• Dataset excerpts
********************
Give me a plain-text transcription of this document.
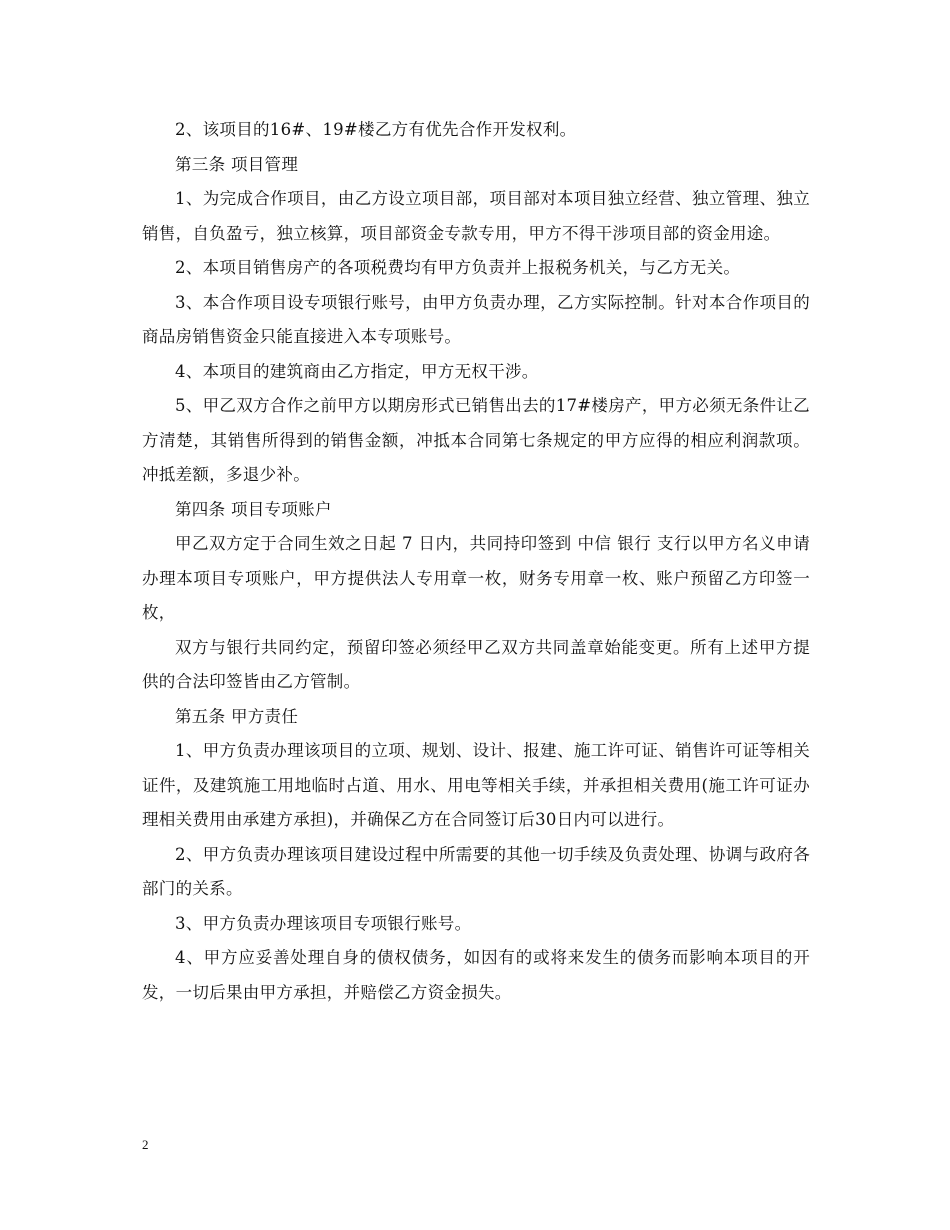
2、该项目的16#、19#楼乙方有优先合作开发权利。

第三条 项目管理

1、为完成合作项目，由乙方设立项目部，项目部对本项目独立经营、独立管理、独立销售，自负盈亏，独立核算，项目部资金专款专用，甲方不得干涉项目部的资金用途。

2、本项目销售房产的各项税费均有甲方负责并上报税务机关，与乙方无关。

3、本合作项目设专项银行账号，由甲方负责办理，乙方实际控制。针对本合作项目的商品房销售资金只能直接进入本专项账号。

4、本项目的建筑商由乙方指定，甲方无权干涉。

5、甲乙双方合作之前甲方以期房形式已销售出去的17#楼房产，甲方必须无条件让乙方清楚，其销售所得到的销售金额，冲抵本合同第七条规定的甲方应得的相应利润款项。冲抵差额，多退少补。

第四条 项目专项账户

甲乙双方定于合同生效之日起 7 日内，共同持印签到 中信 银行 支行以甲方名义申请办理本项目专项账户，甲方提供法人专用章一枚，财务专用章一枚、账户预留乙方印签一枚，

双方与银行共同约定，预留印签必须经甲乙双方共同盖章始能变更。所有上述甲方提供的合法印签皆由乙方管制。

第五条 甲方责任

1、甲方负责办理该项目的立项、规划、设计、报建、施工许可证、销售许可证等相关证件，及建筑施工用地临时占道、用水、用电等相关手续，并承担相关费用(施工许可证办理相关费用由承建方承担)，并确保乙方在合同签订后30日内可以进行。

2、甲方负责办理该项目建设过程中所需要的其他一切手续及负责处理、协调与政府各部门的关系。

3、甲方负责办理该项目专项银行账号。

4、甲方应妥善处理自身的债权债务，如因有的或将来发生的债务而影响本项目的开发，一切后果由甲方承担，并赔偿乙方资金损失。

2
********************
• Aim
Output the data exactly. Pictures don't belong in the result.

• Correct output
Give me a plain-text transcription of this document.
2、该项目的16#、19#楼乙方有优先合作开发权利。

第三条 项目管理

1、为完成合作项目，由乙方设立项目部，项目部对本项目独立经营、独立管理、独立销售，自负盈亏，独立核算，项目部资金专款专用，甲方不得干涉项目部的资金用途。

2、本项目销售房产的各项税费均有甲方负责并上报税务机关，与乙方无关。

3、本合作项目设专项银行账号，由甲方负责办理，乙方实际控制。针对本合作项目的商品房销售资金只能直接进入本专项账号。

4、本项目的建筑商由乙方指定，甲方无权干涉。

5、甲乙双方合作之前甲方以期房形式已销售出去的17#楼房产，甲方必须无条件让乙方清楚，其销售所得到的销售金额，冲抵本合同第七条规定的甲方应得的相应利润款项。冲抵差额，多退少补。

第四条 项目专项账户

甲乙双方定于合同生效之日起 7 日内，共同持印签到 中信 银行 支行以甲方名义申请办理本项目专项账户，甲方提供法人专用章一枚，财务专用章一枚、账户预留乙方印签一枚，

双方与银行共同约定，预留印签必须经甲乙双方共同盖章始能变更。所有上述甲方提供的合法印签皆由乙方管制。

第五条 甲方责任

1、甲方负责办理该项目的立项、规划、设计、报建、施工许可证、销售许可证等相关证件，及建筑施工用地临时占道、用水、用电等相关手续，并承担相关费用(施工许可证办理相关费用由承建方承担)，并确保乙方在合同签订后30日内可以进行。

2、甲方负责办理该项目建设过程中所需要的其他一切手续及负责处理、协调与政府各部门的关系。

3、甲方负责办理该项目专项银行账号。

4、甲方应妥善处理自身的债权债务，如因有的或将来发生的债务而影响本项目的开发，一切后果由甲方承担，并赔偿乙方资金损失。

2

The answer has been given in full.